══ RECORDS

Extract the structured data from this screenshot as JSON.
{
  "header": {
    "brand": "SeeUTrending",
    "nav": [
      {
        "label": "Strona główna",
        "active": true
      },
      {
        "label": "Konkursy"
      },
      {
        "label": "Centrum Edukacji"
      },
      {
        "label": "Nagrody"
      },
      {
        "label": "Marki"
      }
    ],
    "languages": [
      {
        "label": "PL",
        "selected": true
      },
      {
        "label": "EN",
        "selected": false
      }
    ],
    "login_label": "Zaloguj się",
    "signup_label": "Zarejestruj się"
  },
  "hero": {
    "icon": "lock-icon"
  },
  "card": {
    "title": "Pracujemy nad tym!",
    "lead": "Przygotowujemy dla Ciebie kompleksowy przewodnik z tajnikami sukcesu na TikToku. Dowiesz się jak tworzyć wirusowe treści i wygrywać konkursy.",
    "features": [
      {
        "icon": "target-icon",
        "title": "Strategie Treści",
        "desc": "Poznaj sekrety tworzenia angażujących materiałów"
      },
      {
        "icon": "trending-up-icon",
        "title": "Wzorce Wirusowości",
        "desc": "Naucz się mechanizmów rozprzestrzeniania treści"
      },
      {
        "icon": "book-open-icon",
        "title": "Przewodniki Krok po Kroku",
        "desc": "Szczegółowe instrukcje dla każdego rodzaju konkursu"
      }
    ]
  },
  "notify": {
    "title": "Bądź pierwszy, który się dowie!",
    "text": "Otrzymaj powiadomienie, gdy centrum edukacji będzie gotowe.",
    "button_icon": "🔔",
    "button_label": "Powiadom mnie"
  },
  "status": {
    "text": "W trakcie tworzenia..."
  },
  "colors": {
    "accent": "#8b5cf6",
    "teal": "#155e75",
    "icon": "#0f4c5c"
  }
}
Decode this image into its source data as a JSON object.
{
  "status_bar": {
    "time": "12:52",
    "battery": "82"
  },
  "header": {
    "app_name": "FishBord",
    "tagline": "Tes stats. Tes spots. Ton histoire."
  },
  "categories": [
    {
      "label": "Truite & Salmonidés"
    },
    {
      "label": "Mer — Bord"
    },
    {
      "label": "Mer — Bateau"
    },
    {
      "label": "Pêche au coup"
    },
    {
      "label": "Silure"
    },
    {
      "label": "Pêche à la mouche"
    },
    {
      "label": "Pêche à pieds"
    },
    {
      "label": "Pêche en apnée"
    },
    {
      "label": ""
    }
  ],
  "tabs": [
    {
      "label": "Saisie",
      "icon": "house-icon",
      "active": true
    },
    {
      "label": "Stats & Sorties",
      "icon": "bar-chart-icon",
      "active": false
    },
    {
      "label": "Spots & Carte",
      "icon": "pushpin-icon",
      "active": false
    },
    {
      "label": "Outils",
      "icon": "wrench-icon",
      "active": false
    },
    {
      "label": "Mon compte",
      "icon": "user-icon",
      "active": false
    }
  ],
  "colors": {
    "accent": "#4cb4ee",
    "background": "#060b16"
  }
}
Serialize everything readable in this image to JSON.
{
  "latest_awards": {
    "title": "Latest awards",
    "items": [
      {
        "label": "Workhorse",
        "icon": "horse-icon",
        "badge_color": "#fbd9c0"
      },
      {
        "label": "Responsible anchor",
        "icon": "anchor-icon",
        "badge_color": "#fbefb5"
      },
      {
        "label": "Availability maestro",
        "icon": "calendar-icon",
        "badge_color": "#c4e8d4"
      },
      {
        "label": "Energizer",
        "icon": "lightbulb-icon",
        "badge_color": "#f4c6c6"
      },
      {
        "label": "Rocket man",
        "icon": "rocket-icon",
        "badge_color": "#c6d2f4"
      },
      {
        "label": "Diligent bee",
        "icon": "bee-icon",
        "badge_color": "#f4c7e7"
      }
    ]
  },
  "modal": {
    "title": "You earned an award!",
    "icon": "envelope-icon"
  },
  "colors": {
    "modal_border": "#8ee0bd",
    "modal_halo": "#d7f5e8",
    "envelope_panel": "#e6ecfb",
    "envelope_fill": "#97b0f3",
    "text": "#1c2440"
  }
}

════

**SET EXERCISE:** Every line from the one containing "Serialize everything readable" through the end of the entries above must be echoed exactly, with both ends kept.

**THE RESULT:**
Serialize everything readable in this image to JSON.
{
  "latest_awards": {
    "title": "Latest awards",
    "items": [
      {
        "label": "Workhorse",
        "icon": "horse-icon",
        "badge_color": "#fbd9c0"
      },
      {
        "label": "Responsible anchor",
        "icon": "anchor-icon",
        "badge_color": "#fbefb5"
      },
      {
        "label": "Availability maestro",
        "icon": "calendar-icon",
        "badge_color": "#c4e8d4"
      },
      {
        "label": "Energizer",
        "icon": "lightbulb-icon",
        "badge_color": "#f4c6c6"
      },
      {
        "label": "Rocket man",
        "icon": "rocket-icon",
        "badge_color": "#c6d2f4"
      },
      {
        "label": "Diligent bee",
        "icon": "bee-icon",
        "badge_color": "#f4c7e7"
      }
    ]
  },
  "modal": {
    "title": "You earned an award!",
    "icon": "envelope-icon"
  },
  "colors": {
    "modal_border": "#8ee0bd",
    "modal_halo": "#d7f5e8",
    "envelope_panel": "#e6ecfb",
    "envelope_fill": "#97b0f3",
    "text": "#1c2440"
  }
}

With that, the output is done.